# [What you will do]
Output a single figure: the number of lines in which the word "Vertical" appears.

# [Task inputs]
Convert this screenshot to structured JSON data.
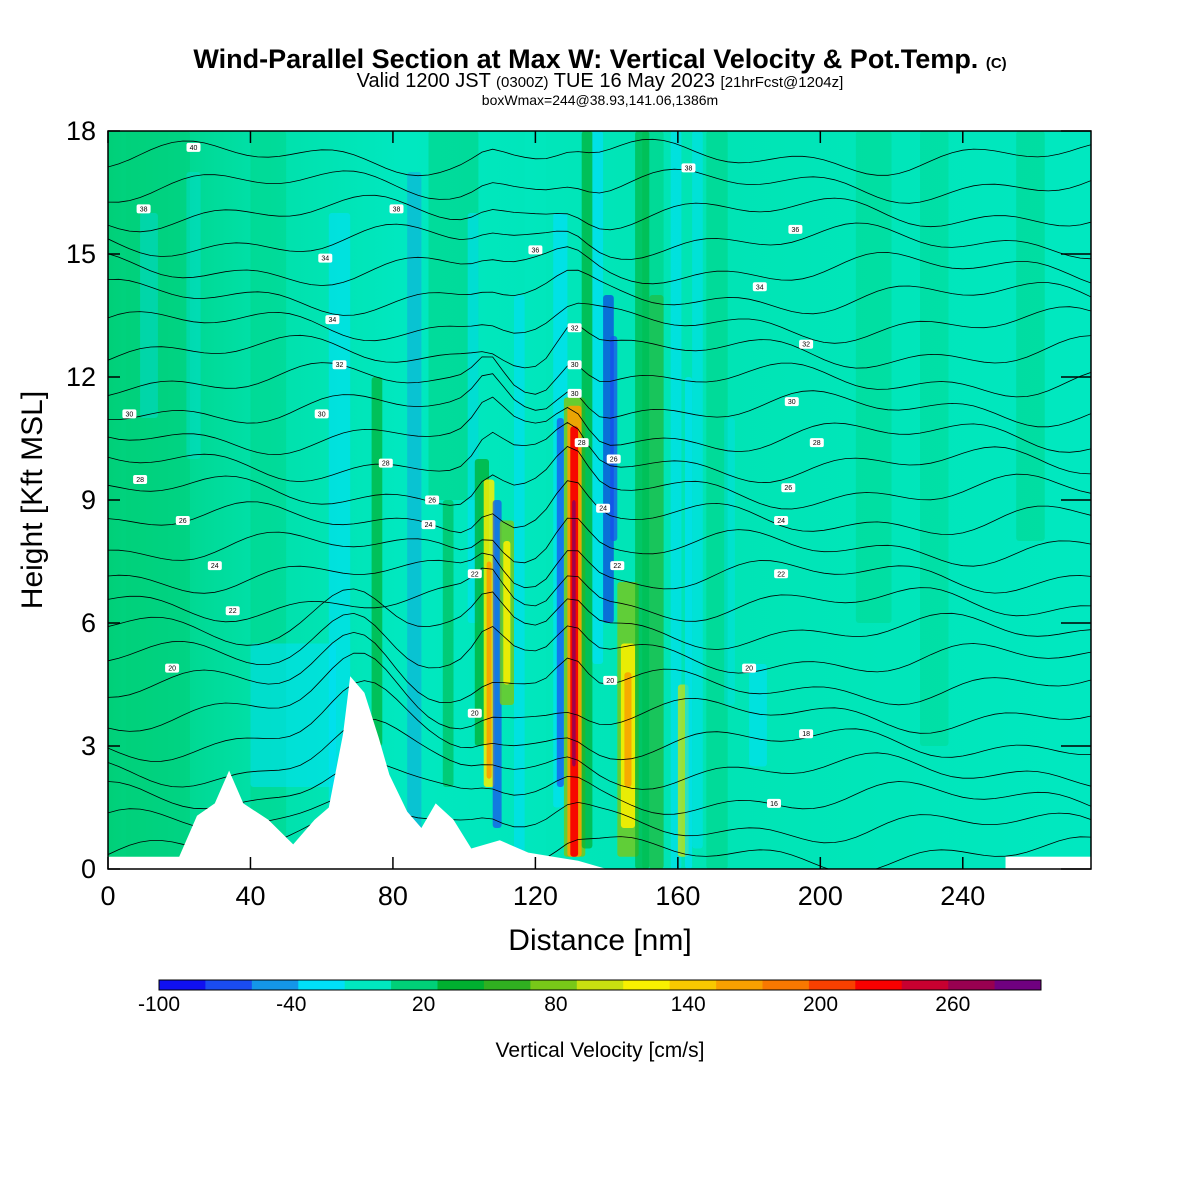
{
  "header": {
    "title": "Wind-Parallel Section at Max W: Vertical Velocity & Pot.Temp.",
    "copyright": "(C)",
    "valid_prefix": "Valid 1200 JST",
    "valid_utc": "(0300Z)",
    "valid_date": "TUE 16 May 2023",
    "forecast": "[21hrFcst@1204z]",
    "box_info": "boxWmax=244@38.93,141.06,1386m"
  },
  "chart_data": {
    "type": "heatmap",
    "xlabel": "Distance [nm]",
    "ylabel": "Height [Kft MSL]",
    "xlim": [
      0,
      276
    ],
    "ylim": [
      0,
      18
    ],
    "x_ticks": [
      "0",
      "40",
      "80",
      "120",
      "160",
      "200",
      "240"
    ],
    "y_ticks": [
      "0",
      "3",
      "6",
      "9",
      "12",
      "15",
      "18"
    ],
    "colorbar": {
      "title": "Vertical Velocity [cm/s]",
      "labels": [
        "-100",
        "-40",
        "20",
        "80",
        "140",
        "200",
        "260"
      ],
      "colors": [
        "#1010f0",
        "#1a4cf0",
        "#1496e8",
        "#00e0f8",
        "#00e8c0",
        "#00d078",
        "#00b030",
        "#30b020",
        "#78c818",
        "#c8e010",
        "#f8f000",
        "#f8c800",
        "#f8a000",
        "#f87800",
        "#f84000",
        "#f80000",
        "#c80030",
        "#980050",
        "#700080"
      ]
    },
    "terrain_profile_nm": [
      [
        20,
        0.3
      ],
      [
        25,
        1.3
      ],
      [
        30,
        1.6
      ],
      [
        34,
        2.4
      ],
      [
        38,
        1.6
      ],
      [
        45,
        1.2
      ],
      [
        52,
        0.6
      ],
      [
        58,
        1.2
      ],
      [
        62,
        1.5
      ],
      [
        66,
        3.3
      ],
      [
        68,
        4.7
      ],
      [
        72,
        4.3
      ],
      [
        76,
        3.2
      ],
      [
        79,
        2.3
      ],
      [
        84,
        1.4
      ],
      [
        88,
        1.0
      ],
      [
        92,
        1.6
      ],
      [
        97,
        1.2
      ],
      [
        102,
        0.5
      ],
      [
        110,
        0.7
      ],
      [
        118,
        0.4
      ],
      [
        125,
        0.3
      ],
      [
        132,
        0.2
      ],
      [
        140,
        0.0
      ]
    ],
    "theta_labels": [
      {
        "x": 24,
        "y": 17.6,
        "text": "40"
      },
      {
        "x": 10,
        "y": 16.1,
        "text": "38"
      },
      {
        "x": 81,
        "y": 16.1,
        "text": "38"
      },
      {
        "x": 163,
        "y": 17.1,
        "text": "38"
      },
      {
        "x": 120,
        "y": 15.1,
        "text": "36"
      },
      {
        "x": 193,
        "y": 15.6,
        "text": "36"
      },
      {
        "x": 61,
        "y": 14.9,
        "text": "34"
      },
      {
        "x": 63,
        "y": 13.4,
        "text": "34"
      },
      {
        "x": 183,
        "y": 14.2,
        "text": "34"
      },
      {
        "x": 131,
        "y": 13.2,
        "text": "32"
      },
      {
        "x": 65,
        "y": 12.3,
        "text": "32"
      },
      {
        "x": 196,
        "y": 12.8,
        "text": "32"
      },
      {
        "x": 131,
        "y": 12.3,
        "text": "30"
      },
      {
        "x": 131,
        "y": 11.6,
        "text": "30"
      },
      {
        "x": 6,
        "y": 11.1,
        "text": "30"
      },
      {
        "x": 60,
        "y": 11.1,
        "text": "30"
      },
      {
        "x": 192,
        "y": 11.4,
        "text": "30"
      },
      {
        "x": 133,
        "y": 10.4,
        "text": "28"
      },
      {
        "x": 9,
        "y": 9.5,
        "text": "28"
      },
      {
        "x": 78,
        "y": 9.9,
        "text": "28"
      },
      {
        "x": 199,
        "y": 10.4,
        "text": "28"
      },
      {
        "x": 142,
        "y": 10.0,
        "text": "26"
      },
      {
        "x": 21,
        "y": 8.5,
        "text": "26"
      },
      {
        "x": 91,
        "y": 9.0,
        "text": "26"
      },
      {
        "x": 191,
        "y": 9.3,
        "text": "26"
      },
      {
        "x": 139,
        "y": 8.8,
        "text": "24"
      },
      {
        "x": 90,
        "y": 8.4,
        "text": "24"
      },
      {
        "x": 30,
        "y": 7.4,
        "text": "24"
      },
      {
        "x": 189,
        "y": 8.5,
        "text": "24"
      },
      {
        "x": 143,
        "y": 7.4,
        "text": "22"
      },
      {
        "x": 103,
        "y": 7.2,
        "text": "22"
      },
      {
        "x": 35,
        "y": 6.3,
        "text": "22"
      },
      {
        "x": 189,
        "y": 7.2,
        "text": "22"
      },
      {
        "x": 18,
        "y": 4.9,
        "text": "20"
      },
      {
        "x": 141,
        "y": 4.6,
        "text": "20"
      },
      {
        "x": 103,
        "y": 3.8,
        "text": "20"
      },
      {
        "x": 180,
        "y": 4.9,
        "text": "20"
      },
      {
        "x": 196,
        "y": 3.3,
        "text": "18"
      },
      {
        "x": 187,
        "y": 1.6,
        "text": "16"
      }
    ]
  }
}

# [Correct result]
2